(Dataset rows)
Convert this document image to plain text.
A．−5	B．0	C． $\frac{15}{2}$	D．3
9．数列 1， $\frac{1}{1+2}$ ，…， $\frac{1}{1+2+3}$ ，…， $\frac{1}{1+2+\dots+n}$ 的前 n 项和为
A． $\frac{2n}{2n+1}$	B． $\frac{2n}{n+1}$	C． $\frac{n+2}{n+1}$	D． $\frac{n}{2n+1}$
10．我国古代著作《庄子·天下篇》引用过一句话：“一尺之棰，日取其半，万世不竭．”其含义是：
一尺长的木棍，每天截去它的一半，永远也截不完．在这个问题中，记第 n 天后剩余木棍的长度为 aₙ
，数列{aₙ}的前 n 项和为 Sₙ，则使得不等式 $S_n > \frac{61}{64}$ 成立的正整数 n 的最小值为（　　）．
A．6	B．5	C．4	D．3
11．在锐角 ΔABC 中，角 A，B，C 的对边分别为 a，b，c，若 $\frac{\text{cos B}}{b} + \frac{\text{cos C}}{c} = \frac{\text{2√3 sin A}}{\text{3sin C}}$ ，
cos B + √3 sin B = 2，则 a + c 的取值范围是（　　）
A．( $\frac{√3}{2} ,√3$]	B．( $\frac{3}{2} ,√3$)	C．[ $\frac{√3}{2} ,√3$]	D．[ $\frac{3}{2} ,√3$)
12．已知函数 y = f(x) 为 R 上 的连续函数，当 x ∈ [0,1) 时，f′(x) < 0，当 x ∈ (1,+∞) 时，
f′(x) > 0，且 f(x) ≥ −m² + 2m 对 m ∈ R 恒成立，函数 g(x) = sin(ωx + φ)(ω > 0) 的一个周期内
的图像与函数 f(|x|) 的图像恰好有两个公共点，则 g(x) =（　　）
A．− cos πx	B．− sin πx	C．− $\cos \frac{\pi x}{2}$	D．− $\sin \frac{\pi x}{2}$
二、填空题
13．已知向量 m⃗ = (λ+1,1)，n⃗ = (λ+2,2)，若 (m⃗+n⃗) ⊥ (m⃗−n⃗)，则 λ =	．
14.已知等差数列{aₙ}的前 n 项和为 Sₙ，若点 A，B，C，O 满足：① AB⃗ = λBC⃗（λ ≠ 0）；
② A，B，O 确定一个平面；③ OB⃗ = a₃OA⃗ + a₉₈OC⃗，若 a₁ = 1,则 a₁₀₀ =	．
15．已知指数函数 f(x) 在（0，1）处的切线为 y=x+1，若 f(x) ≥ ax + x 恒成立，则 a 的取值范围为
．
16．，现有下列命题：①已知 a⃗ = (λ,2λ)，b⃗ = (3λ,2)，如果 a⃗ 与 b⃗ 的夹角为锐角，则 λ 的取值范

§ **YOUR INSTRUCTIONS**
Write every record out again, unaltered.

§ **OUTPUT OF THE TASK**
Convert this document image to plain text.
A．−5	B．0	C． $\frac{15}{2}$	D．3
9．数列 1， $\frac{1}{1+2}$ ，…， $\frac{1}{1+2+3}$ ，…， $\frac{1}{1+2+\dots+n}$ 的前 n 项和为
A． $\frac{2n}{2n+1}$	B． $\frac{2n}{n+1}$	C． $\frac{n+2}{n+1}$	D． $\frac{n}{2n+1}$
10．我国古代著作《庄子·天下篇》引用过一句话：“一尺之棰，日取其半，万世不竭．”其含义是：
一尺长的木棍，每天截去它的一半，永远也截不完．在这个问题中，记第 n 天后剩余木棍的长度为 aₙ
，数列{aₙ}的前 n 项和为 Sₙ，则使得不等式 $S_n > \frac{61}{64}$ 成立的正整数 n 的最小值为（　　）．
A．6	B．5	C．4	D．3
11．在锐角 ΔABC 中，角 A，B，C 的对边分别为 a，b，c，若 $\frac{\text{cos B}}{b} + \frac{\text{cos C}}{c} = \frac{\text{2√3 sin A}}{\text{3sin C}}$ ，
cos B + √3 sin B = 2，则 a + c 的取值范围是（　　）
A．( $\frac{√3}{2} ,√3$]	B．( $\frac{3}{2} ,√3$)	C．[ $\frac{√3}{2} ,√3$]	D．[ $\frac{3}{2} ,√3$)
12．已知函数 y = f(x) 为 R 上 的连续函数，当 x ∈ [0,1) 时，f′(x) < 0，当 x ∈ (1,+∞) 时，
f′(x) > 0，且 f(x) ≥ −m² + 2m 对 m ∈ R 恒成立，函数 g(x) = sin(ωx + φ)(ω > 0) 的一个周期内
的图像与函数 f(|x|) 的图像恰好有两个公共点，则 g(x) =（　　）
A．− cos πx	B．− sin πx	C．− $\cos \frac{\pi x}{2}$	D．− $\sin \frac{\pi x}{2}$
二、填空题
13．已知向量 m⃗ = (λ+1,1)，n⃗ = (λ+2,2)，若 (m⃗+n⃗) ⊥ (m⃗−n⃗)，则 λ =	．
14.已知等差数列{aₙ}的前 n 项和为 Sₙ，若点 A，B，C，O 满足：① AB⃗ = λBC⃗（λ ≠ 0）；
② A，B，O 确定一个平面；③ OB⃗ = a₃OA⃗ + a₉₈OC⃗，若 a₁ = 1,则 a₁₀₀ =	．
15．已知指数函数 f(x) 在（0，1）处的切线为 y=x+1，若 f(x) ≥ ax + x 恒成立，则 a 的取值范围为
．
16．，现有下列命题：①已知 a⃗ = (λ,2λ)，b⃗ = (3λ,2)，如果 a⃗ 与 b⃗ 的夹角为锐角，则 λ 的取值范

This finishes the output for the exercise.